* **DATA EXTRACT**

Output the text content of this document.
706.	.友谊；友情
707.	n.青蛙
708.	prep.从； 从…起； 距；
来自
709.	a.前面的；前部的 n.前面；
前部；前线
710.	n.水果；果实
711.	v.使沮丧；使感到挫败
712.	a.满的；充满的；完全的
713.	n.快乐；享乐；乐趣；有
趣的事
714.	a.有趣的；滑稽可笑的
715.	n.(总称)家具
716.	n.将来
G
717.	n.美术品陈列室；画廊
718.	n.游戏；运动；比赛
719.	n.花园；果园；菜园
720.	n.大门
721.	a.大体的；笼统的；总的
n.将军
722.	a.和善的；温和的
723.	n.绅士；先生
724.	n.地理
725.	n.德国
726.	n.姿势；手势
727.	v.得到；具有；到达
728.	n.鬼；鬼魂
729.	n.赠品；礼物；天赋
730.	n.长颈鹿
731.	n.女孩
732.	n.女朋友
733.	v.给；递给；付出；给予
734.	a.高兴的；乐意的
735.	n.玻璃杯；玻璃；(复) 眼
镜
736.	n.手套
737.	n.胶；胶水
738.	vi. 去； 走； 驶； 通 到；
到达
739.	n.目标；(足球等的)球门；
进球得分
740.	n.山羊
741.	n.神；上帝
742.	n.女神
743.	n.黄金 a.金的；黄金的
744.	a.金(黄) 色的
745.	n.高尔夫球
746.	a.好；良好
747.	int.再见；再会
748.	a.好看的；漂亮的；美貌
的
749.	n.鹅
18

* **TASK GOAL**
Extract all the material, leaving every line as it is.

* **FINISHED EXERCISE**
Output the text content of this document.
706.	.友谊；友情
707.	n.青蛙
708.	prep.从； 从…起； 距；
来自
709.	a.前面的；前部的 n.前面；
前部；前线
710.	n.水果；果实
711.	v.使沮丧；使感到挫败
712.	a.满的；充满的；完全的
713.	n.快乐；享乐；乐趣；有
趣的事
714.	a.有趣的；滑稽可笑的
715.	n.(总称)家具
716.	n.将来
G
717.	n.美术品陈列室；画廊
718.	n.游戏；运动；比赛
719.	n.花园；果园；菜园
720.	n.大门
721.	a.大体的；笼统的；总的
n.将军
722.	a.和善的；温和的
723.	n.绅士；先生
724.	n.地理
725.	n.德国
726.	n.姿势；手势
727.	v.得到；具有；到达
728.	n.鬼；鬼魂
729.	n.赠品；礼物；天赋
730.	n.长颈鹿
731.	n.女孩
732.	n.女朋友
733.	v.给；递给；付出；给予
734.	a.高兴的；乐意的
735.	n.玻璃杯；玻璃；(复) 眼
镜
736.	n.手套
737.	n.胶；胶水
738.	vi. 去； 走； 驶； 通 到；
到达
739.	n.目标；(足球等的)球门；
进球得分
740.	n.山羊
741.	n.神；上帝
742.	n.女神
743.	n.黄金 a.金的；黄金的
744.	a.金(黄) 色的
745.	n.高尔夫球
746.	a.好；良好
747.	int.再见；再会
748.	a.好看的；漂亮的；美貌
的
749.	n.鹅
18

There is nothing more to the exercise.